Dataset items:
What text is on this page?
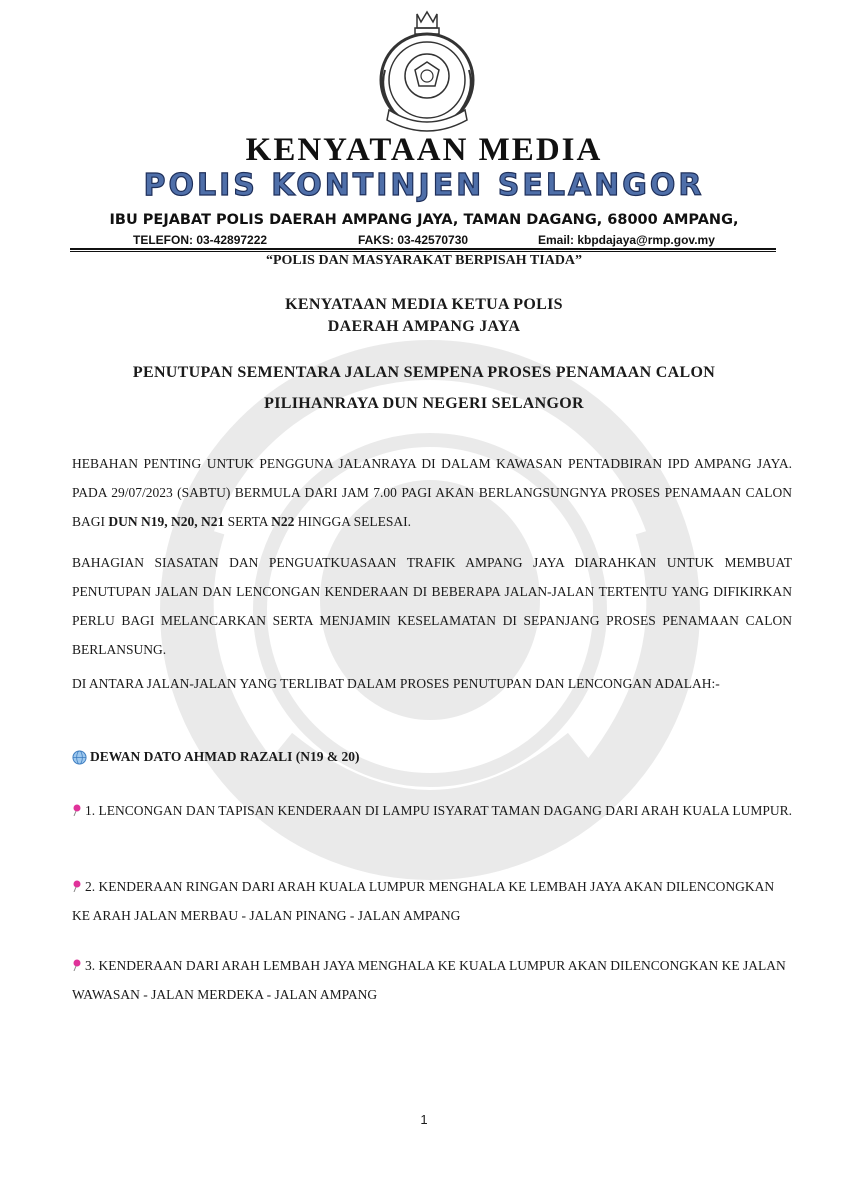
KENYATAAN MEDIA
POLIS KONTINJEN SELANGOR
IBU PEJABAT POLIS DAERAH AMPANG JAYA, TAMAN DAGANG, 68000 AMPANG,
TELEFON: 03-42897222	FAKS: 03-42570730	Email: kbpdajaya@rmp.gov.my
“POLIS DAN MASYARAKAT BERPISAH TIADA”
KENYATAAN MEDIA KETUA POLIS
DAERAH AMPANG JAYA
PENUTUPAN SEMENTARA JALAN SEMPENA PROSES PENAMAAN CALON
PILIHANRAYA DUN NEGERI SELANGOR
HEBAHAN PENTING UNTUK PENGGUNA JALANRAYA DI DALAM KAWASAN PENTADBIRAN IPD AMPANG JAYA. PADA 29/07/2023 (SABTU) BERMULA DARI JAM 7.00 PAGI AKAN BERLANGSUNGNYA PROSES PENAMAAN CALON BAGI DUN N19, N20, N21 SERTA N22 HINGGA SELESAI.
BAHAGIAN SIASATAN DAN PENGUATKUASAAN TRAFIK AMPANG JAYA DIARAHKAN UNTUK MEMBUAT PENUTUPAN JALAN DAN LENCONGAN KENDERAAN DI BEBERAPA JALAN-JALAN TERTENTU YANG DIFIKIRKAN PERLU BAGI MELANCARKAN SERTA MENJAMIN KESELAMATAN DI SEPANJANG PROSES PENAMAAN CALON BERLANSUNG.
DI ANTARA JALAN-JALAN YANG TERLIBAT DALAM PROSES PENUTUPAN DAN LENCONGAN ADALAH:-
DEWAN DATO AHMAD RAZALI (N19 & 20)
1. LENCONGAN DAN TAPISAN KENDERAAN DI LAMPU ISYARAT TAMAN DAGANG DARI ARAH KUALA LUMPUR.
2. KENDERAAN RINGAN DARI ARAH KUALA LUMPUR MENGHALA KE LEMBAH JAYA AKAN DILENCONGKAN KE ARAH JALAN MERBAU - JALAN PINANG - JALAN AMPANG
3. KENDERAAN DARI ARAH LEMBAH JAYA MENGHALA KE KUALA LUMPUR AKAN DILENCONGKAN KE JALAN WAWASAN - JALAN MERDEKA - JALAN AMPANG
1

▶ _EXERCISE DESCRIPTION_:
Go through the data and count each line that has the word "DILENCONGKAN", then give the total alone.

▶ _THE REPLY_:
2